** Stored data **

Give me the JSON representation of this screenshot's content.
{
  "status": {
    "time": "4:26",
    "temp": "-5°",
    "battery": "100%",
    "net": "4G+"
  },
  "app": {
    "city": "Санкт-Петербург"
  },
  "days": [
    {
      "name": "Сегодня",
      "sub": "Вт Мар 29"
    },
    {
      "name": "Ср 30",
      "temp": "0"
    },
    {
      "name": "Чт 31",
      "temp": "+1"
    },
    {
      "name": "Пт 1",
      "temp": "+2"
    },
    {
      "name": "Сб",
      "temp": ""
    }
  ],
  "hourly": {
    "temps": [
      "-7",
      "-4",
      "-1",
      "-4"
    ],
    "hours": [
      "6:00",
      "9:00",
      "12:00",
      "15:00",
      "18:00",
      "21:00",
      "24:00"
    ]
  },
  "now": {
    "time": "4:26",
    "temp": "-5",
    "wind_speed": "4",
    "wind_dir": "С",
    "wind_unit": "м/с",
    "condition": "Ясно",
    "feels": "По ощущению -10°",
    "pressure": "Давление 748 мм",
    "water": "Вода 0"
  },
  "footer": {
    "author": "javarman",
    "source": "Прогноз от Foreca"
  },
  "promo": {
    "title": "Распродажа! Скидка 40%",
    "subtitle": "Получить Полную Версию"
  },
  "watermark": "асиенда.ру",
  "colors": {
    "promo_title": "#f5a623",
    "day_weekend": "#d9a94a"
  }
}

** TASK GOAL **
Here, the records must be output exactly and in full.

** ANSWER **
Give me the JSON representation of this screenshot's content.
{
  "status": {
    "time": "4:26",
    "temp": "-5°",
    "battery": "100%",
    "net": "4G+"
  },
  "app": {
    "city": "Санкт-Петербург"
  },
  "days": [
    {
      "name": "Сегодня",
      "sub": "Вт Мар 29"
    },
    {
      "name": "Ср 30",
      "temp": "0"
    },
    {
      "name": "Чт 31",
      "temp": "+1"
    },
    {
      "name": "Пт 1",
      "temp": "+2"
    },
    {
      "name": "Сб",
      "temp": ""
    }
  ],
  "hourly": {
    "temps": [
      "-7",
      "-4",
      "-1",
      "-4"
    ],
    "hours": [
      "6:00",
      "9:00",
      "12:00",
      "15:00",
      "18:00",
      "21:00",
      "24:00"
    ]
  },
  "now": {
    "time": "4:26",
    "temp": "-5",
    "wind_speed": "4",
    "wind_dir": "С",
    "wind_unit": "м/с",
    "condition": "Ясно",
    "feels": "По ощущению -10°",
    "pressure": "Давление 748 мм",
    "water": "Вода 0"
  },
  "footer": {
    "author": "javarman",
    "source": "Прогноз от Foreca"
  },
  "promo": {
    "title": "Распродажа! Скидка 40%",
    "subtitle": "Получить Полную Версию"
  },
  "watermark": "асиенда.ру",
  "colors": {
    "promo_title": "#f5a623",
    "day_weekend": "#d9a94a"
  }
}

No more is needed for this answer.